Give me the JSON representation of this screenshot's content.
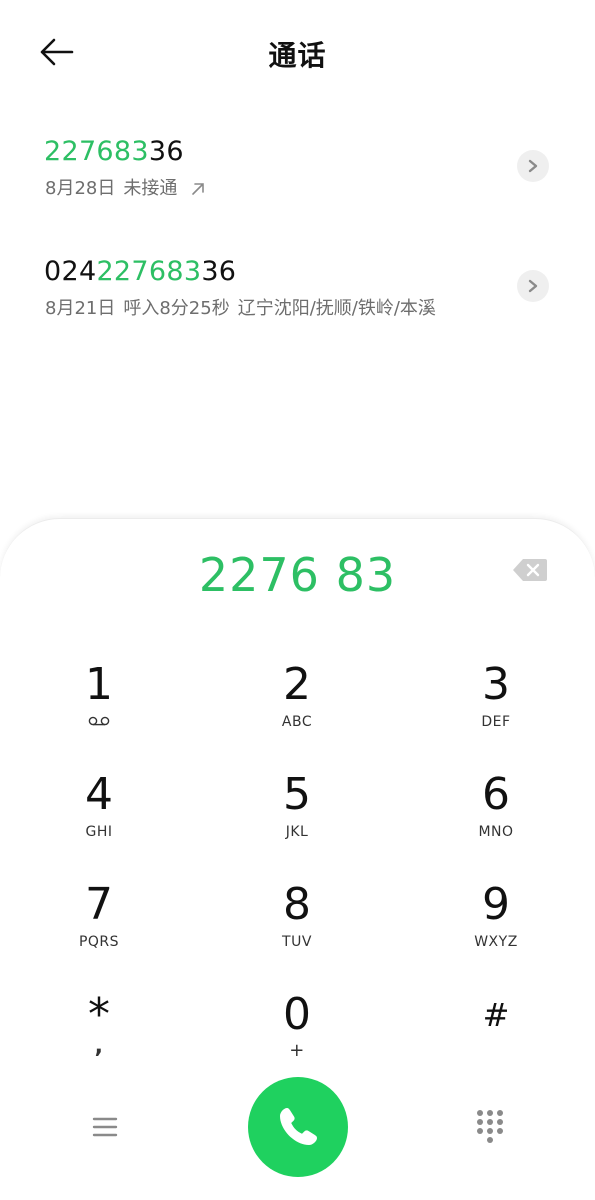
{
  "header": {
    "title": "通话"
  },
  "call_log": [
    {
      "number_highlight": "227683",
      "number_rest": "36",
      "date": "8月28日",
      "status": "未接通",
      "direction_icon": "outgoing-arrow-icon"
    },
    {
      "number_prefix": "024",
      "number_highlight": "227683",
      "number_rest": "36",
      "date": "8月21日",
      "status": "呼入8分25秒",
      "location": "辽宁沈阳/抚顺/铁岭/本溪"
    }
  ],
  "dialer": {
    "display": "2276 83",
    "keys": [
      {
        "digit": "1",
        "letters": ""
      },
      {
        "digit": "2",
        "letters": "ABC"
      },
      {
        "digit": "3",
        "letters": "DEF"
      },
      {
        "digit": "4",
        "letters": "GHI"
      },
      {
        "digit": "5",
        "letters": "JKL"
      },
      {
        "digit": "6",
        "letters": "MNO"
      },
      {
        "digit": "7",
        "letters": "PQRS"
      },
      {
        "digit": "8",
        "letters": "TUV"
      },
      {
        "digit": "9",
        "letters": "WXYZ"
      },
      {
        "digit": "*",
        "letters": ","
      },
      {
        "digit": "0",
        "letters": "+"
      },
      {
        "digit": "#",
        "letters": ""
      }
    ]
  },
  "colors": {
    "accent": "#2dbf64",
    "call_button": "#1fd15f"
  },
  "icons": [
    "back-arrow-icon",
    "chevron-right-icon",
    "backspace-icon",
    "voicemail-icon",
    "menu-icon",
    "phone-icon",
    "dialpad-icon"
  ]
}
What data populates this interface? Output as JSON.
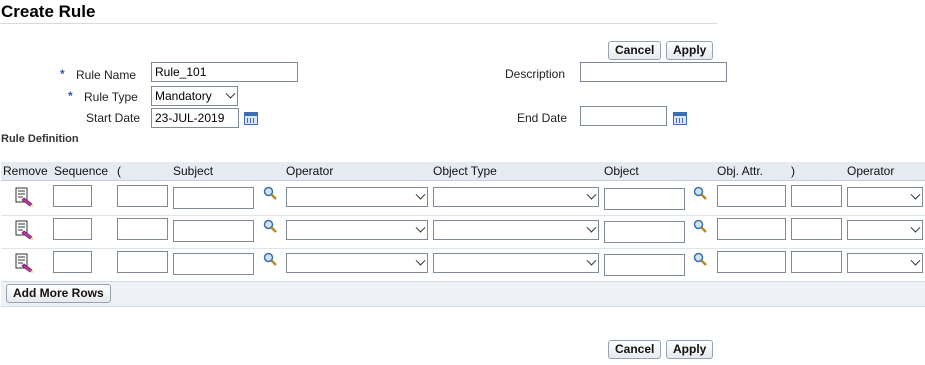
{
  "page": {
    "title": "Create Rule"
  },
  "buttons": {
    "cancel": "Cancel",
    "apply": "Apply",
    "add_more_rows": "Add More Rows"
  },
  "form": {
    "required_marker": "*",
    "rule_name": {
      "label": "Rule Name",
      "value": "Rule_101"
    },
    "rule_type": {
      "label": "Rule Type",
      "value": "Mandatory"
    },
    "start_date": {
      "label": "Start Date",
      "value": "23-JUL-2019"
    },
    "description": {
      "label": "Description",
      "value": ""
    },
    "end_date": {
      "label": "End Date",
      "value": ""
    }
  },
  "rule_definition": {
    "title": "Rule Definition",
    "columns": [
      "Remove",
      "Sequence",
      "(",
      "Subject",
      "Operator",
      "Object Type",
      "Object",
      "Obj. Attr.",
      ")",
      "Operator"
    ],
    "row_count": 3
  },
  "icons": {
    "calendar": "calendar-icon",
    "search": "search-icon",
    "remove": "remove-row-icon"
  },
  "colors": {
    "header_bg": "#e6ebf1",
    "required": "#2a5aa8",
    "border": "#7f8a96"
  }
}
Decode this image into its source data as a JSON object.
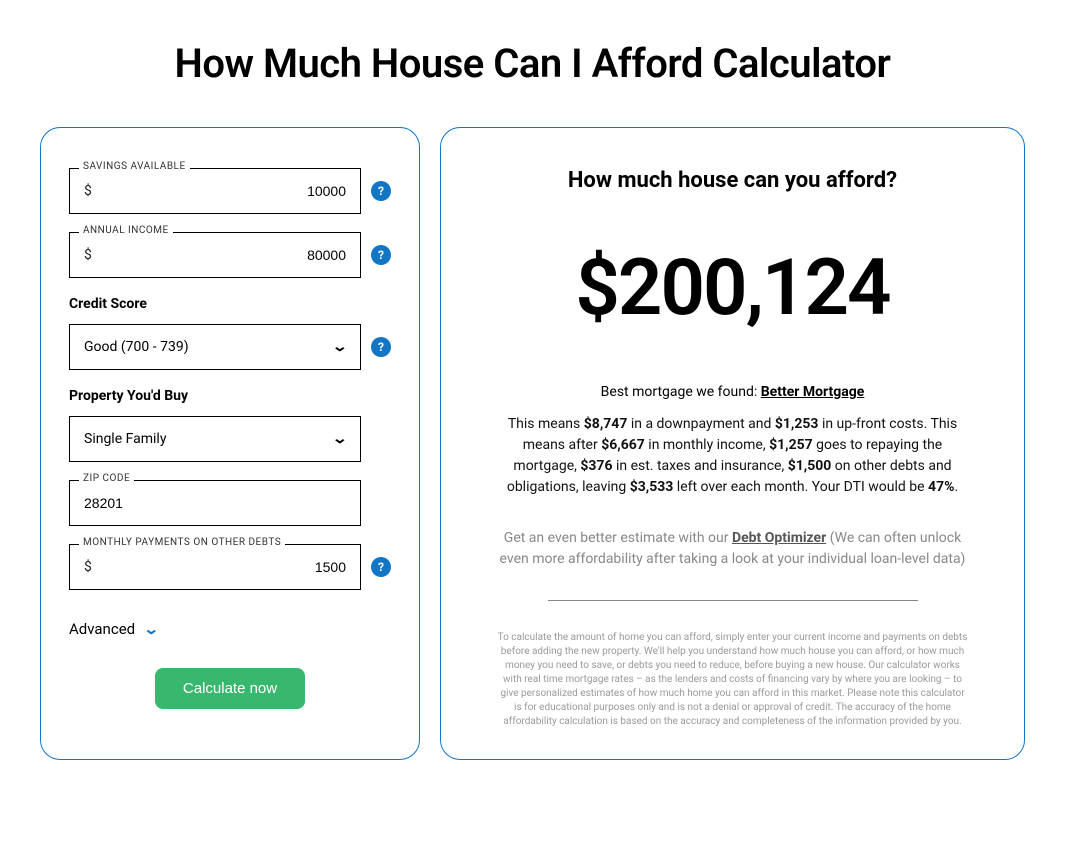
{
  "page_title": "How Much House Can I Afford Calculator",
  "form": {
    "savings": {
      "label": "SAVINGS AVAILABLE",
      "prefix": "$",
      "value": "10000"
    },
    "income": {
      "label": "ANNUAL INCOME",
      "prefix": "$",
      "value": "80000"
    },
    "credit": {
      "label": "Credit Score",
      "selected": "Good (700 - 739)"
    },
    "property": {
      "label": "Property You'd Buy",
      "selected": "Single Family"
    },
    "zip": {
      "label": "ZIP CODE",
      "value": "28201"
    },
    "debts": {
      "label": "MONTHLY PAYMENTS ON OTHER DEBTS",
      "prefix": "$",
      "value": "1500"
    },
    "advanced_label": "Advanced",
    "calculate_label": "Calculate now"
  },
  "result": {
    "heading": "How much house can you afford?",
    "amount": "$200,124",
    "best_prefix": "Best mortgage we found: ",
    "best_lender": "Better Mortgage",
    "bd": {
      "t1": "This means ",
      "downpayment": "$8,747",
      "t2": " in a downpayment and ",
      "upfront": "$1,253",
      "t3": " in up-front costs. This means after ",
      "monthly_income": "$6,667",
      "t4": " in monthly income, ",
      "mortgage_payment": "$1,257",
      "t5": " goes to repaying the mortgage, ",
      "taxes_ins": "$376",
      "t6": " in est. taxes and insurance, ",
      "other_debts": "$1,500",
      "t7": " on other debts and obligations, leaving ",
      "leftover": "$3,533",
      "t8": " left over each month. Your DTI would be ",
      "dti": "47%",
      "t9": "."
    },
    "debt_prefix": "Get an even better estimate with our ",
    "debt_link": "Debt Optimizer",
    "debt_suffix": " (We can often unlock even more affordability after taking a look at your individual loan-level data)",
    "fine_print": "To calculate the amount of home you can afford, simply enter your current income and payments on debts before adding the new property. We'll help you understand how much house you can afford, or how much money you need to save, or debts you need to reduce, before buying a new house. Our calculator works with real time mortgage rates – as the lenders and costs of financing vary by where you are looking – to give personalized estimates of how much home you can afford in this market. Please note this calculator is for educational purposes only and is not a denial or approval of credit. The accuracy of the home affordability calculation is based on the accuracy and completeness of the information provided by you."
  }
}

------------

Set exercise =>
From the listing, extract all text exactly as given and drop any picture.

Result below =>
Give me the JSON representation of this screenshot's content.
{
  "header": {
    "title": "通话"
  },
  "call_log": [
    {
      "number_highlight": "227683",
      "number_rest": "36",
      "date": "8月28日",
      "status": "未接通",
      "direction_icon": "outgoing-arrow-icon"
    },
    {
      "number_prefix": "024",
      "number_highlight": "227683",
      "number_rest": "36",
      "date": "8月21日",
      "status": "呼入8分25秒",
      "location": "辽宁沈阳/抚顺/铁岭/本溪"
    }
  ],
  "dialer": {
    "display": "2276 83",
    "keys": [
      {
        "digit": "1",
        "letters": ""
      },
      {
        "digit": "2",
        "letters": "ABC"
      },
      {
        "digit": "3",
        "letters": "DEF"
      },
      {
        "digit": "4",
        "letters": "GHI"
      },
      {
        "digit": "5",
        "letters": "JKL"
      },
      {
        "digit": "6",
        "letters": "MNO"
      },
      {
        "digit": "7",
        "letters": "PQRS"
      },
      {
        "digit": "8",
        "letters": "TUV"
      },
      {
        "digit": "9",
        "letters": "WXYZ"
      },
      {
        "digit": "*",
        "letters": ","
      },
      {
        "digit": "0",
        "letters": "+"
      },
      {
        "digit": "#",
        "letters": ""
      }
    ]
  },
  "colors": {
    "accent": "#2dbf64",
    "call_button": "#1fd15f"
  },
  "icons": [
    "back-arrow-icon",
    "chevron-right-icon",
    "backspace-icon",
    "voicemail-icon",
    "menu-icon",
    "phone-icon",
    "dialpad-icon"
  ]
}
What data populates this interface? Output as JSON.
{
  "page": {
    "title": "Create Rule"
  },
  "buttons": {
    "cancel": "Cancel",
    "apply": "Apply",
    "add_more_rows": "Add More Rows"
  },
  "form": {
    "required_marker": "*",
    "rule_name": {
      "label": "Rule Name",
      "value": "Rule_101"
    },
    "rule_type": {
      "label": "Rule Type",
      "value": "Mandatory"
    },
    "start_date": {
      "label": "Start Date",
      "value": "23-JUL-2019"
    },
    "description": {
      "label": "Description",
      "value": ""
    },
    "end_date": {
      "label": "End Date",
      "value": ""
    }
  },
  "rule_definition": {
    "title": "Rule Definition",
    "columns": [
      "Remove",
      "Sequence",
      "(",
      "Subject",
      "Operator",
      "Object Type",
      "Object",
      "Obj. Attr.",
      ")",
      "Operator"
    ],
    "row_count": 3
  },
  "icons": {
    "calendar": "calendar-icon",
    "search": "search-icon",
    "remove": "remove-row-icon"
  },
  "colors": {
    "header_bg": "#e6ebf1",
    "required": "#2a5aa8",
    "border": "#7f8a96"
  }
}
Decode this image into its source data as a JSON object.
{
  "page_title": "How Much House Can I Afford Calculator",
  "form": {
    "savings": {
      "label": "SAVINGS AVAILABLE",
      "prefix": "$",
      "value": "10000"
    },
    "income": {
      "label": "ANNUAL INCOME",
      "prefix": "$",
      "value": "80000"
    },
    "credit": {
      "label": "Credit Score",
      "selected": "Good (700 - 739)"
    },
    "property": {
      "label": "Property You'd Buy",
      "selected": "Single Family"
    },
    "zip": {
      "label": "ZIP CODE",
      "value": "28201"
    },
    "debts": {
      "label": "MONTHLY PAYMENTS ON OTHER DEBTS",
      "prefix": "$",
      "value": "1500"
    },
    "advanced_label": "Advanced",
    "calculate_label": "Calculate now"
  },
  "result": {
    "heading": "How much house can you afford?",
    "amount": "$200,124",
    "best_prefix": "Best mortgage we found: ",
    "best_lender": "Better Mortgage",
    "bd": {
      "t1": "This means ",
      "downpayment": "$8,747",
      "t2": " in a downpayment and ",
      "upfront": "$1,253",
      "t3": " in up-front costs. This means after ",
      "monthly_income": "$6,667",
      "t4": " in monthly income, ",
      "mortgage_payment": "$1,257",
      "t5": " goes to repaying the mortgage, ",
      "taxes_ins": "$376",
      "t6": " in est. taxes and insurance, ",
      "other_debts": "$1,500",
      "t7": " on other debts and obligations, leaving ",
      "leftover": "$3,533",
      "t8": " left over each month. Your DTI would be ",
      "dti": "47%",
      "t9": "."
    },
    "debt_prefix": "Get an even better estimate with our ",
    "debt_link": "Debt Optimizer",
    "debt_suffix": " (We can often unlock even more affordability after taking a look at your individual loan-level data)",
    "fine_print": "To calculate the amount of home you can afford, simply enter your current income and payments on debts before adding the new property. We'll help you understand how much house you can afford, or how much money you need to save, or debts you need to reduce, before buying a new house. Our calculator works with real time mortgage rates – as the lenders and costs of financing vary by where you are looking – to give personalized estimates of how much home you can afford in this market. Please note this calculator is for educational purposes only and is not a denial or approval of credit. The accuracy of the home affordability calculation is based on the accuracy and completeness of the information provided by you."
  }
}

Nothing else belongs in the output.